**Problem set:**
[A] Return the portion of the survey-development text that opens with the words containing "RCD aims to" and closes with "Christian Friedrich (DZHW)".
[B] Answer these questions from the survey-development text:
(i) What web survey system does the Online Research Service maintain and host?
(ii) Under what process are complex software development projects said to be successfully managed?
(iii) To which phase does RCD aim to refocus investment?
[C] Continue the survey-development text from its final sentence.

RCD aims to refocus investment to the beginning of the data lifecycle, to the design phase, by prioritising the respondent and enhancing their end-to-end experience. The speakers have produced applicable guidance regarding these methods for all to use who work in survey development. During their presentation, they will outline the benefits of adopting RCD and an Agile approach within survey development, in addition to outlining how it should be adopted with specific reference to research methods.
Ms Andrea Schulze (DZHW) - Presenting Author
Mr Christian Friedrich (DZHW)
Preparing and conducting web surveys is usually structured in a waterfall model of project management since there are strongly linear, interdependent and well-known stages within the project life cycle: creating the contents of the survey (planning), estimating and preparing programming requirements (designing), programming the survey (implementing), testing and bug fixing (testing) and finally going online (delivery). In contrast to this, requirements of complex software development projects are not entirely transparent and possible solutions to meet them are also considered largely unknown in the beginning. Such projects are successfully managed in a Scrum process.
The Online Research Service is an interdisciplinary team within the German Centre for Higher Education Research and Science Studies (DZHW) that maintains and hosts the web survey system zofar. We offer our services to social science research projects while also developing and enhancing features of zofar itself. In this position we need to tackle the challenges of balancing both support and service for web survey projects and software development. This means conciliating more rigid timelines and milestones of traditional project management with the iterative process and incremental progress of agile development.
In our talk we will describe our experiences with both management styles and their intersections. We will take a closer look at conflicts that may arise, present techniques and tools of software development that can complement and improve collaborative practices of social scientists and discuss their requirements and restrictions.

**Provided information:**

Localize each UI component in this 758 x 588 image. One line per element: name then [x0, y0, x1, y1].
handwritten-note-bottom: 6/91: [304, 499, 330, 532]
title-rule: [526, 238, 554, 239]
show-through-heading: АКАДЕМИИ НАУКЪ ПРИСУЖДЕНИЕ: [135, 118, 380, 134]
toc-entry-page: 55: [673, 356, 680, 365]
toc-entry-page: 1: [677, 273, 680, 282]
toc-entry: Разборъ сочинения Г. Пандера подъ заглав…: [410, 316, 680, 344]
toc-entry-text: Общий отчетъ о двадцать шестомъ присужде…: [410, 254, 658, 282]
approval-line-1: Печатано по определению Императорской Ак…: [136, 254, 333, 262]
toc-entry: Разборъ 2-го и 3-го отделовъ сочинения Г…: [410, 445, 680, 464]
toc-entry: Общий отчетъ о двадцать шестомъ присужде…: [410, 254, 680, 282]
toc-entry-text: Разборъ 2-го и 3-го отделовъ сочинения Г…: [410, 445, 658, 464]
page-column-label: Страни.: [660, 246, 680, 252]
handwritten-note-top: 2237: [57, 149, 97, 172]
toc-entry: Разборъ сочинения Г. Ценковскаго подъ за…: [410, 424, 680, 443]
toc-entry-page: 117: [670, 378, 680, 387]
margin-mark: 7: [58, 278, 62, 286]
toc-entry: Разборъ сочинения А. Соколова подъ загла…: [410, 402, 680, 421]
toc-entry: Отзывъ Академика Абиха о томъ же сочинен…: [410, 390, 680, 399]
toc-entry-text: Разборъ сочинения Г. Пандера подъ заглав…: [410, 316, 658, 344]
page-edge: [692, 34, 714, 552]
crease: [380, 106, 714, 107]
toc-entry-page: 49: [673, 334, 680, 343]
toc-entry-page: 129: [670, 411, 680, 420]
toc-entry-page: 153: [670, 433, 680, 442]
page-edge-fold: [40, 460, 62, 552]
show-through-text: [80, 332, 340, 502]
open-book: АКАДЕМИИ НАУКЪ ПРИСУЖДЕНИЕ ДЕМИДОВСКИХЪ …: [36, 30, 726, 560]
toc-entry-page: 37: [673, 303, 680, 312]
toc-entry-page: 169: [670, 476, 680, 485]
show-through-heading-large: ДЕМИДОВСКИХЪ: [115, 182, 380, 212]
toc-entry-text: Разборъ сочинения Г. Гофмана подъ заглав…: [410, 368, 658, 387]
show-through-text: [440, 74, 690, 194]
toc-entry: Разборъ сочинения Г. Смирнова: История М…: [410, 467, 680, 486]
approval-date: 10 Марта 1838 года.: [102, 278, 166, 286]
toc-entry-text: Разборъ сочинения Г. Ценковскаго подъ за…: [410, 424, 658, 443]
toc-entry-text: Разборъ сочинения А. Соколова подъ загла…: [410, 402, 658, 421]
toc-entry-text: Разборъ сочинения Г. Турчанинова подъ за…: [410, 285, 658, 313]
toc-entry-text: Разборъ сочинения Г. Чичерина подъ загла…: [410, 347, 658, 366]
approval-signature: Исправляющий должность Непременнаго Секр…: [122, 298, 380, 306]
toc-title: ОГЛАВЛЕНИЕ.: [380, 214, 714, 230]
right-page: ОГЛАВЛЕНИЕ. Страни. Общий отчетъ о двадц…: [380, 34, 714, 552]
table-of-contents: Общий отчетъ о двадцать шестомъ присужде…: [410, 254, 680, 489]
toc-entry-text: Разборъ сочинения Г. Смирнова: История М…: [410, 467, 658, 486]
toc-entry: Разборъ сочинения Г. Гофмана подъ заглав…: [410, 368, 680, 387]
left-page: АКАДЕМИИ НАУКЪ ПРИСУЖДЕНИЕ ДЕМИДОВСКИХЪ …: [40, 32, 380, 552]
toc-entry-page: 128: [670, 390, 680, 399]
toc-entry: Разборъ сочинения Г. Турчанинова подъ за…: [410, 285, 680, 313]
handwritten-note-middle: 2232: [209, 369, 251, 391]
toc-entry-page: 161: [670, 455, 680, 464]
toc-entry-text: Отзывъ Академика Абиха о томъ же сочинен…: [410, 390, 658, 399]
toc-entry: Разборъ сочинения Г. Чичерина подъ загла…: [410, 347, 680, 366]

**Per-task answers:**
[A]
RCD aims to refocus investment to the beginning of the data lifecycle, to the design phase, by prioritising the respondent and enhancing their end-to-end experience. The speakers have produced applicable guidance regarding these methods for all to use who work in survey development. During their presentation, they will outline the benefits of adopting RCD and an Agile approach within survey development, in addition to outlining how it should be adopted with specific reference to research methods.
Ms Andrea Schulze (DZHW) - Presenting Author
Mr Christian Friedrich (DZHW)

[B]
(i) zofar
(ii) A Scrum process
(iii) The design phase, at the beginning of the data lifecycle

[C]
Mrs Inna Becher (LINK) - Presenting Author
After four years of a large-scale multi-client collaborative project, we would like to present and discuss our key learnings regarding project management and the use of various software and in a survey life cycle.
Since 2019, we developed a collaborative multi-client survey project with the aim of creating a recognized industry solution for the real estate market. Commercial and residential tenants are surveyed in order to evaluate and improve their satisfaction. The data is made available for the property owners and for property management companies in an interactive dashboard. Each user can only view and work with their own data but can also view the entire benchmark based on all the underlying data set. For open-ended questions, an IT solution is made for creating, updating and tracking of concrete measures for reported problems. In total, the residential tenant dashboard now includes data from over 35’000 interviews, which spans over 9 different clients and over 30 different property management companies.
We will demonstrate, what kind of processes (organizing folder structures), software solutions for data collection and visualization (survey programming software, customized dashboard solutions with interactive tracking tools), ticketing systems for tracking of tasks within the dashboard as well as to process customer concerns in the support system, data analysis software (Jupiter notebook, R, SEM software) or secure data transfer solutions for custom data are used in our collaborative project and what are the main gains and pains.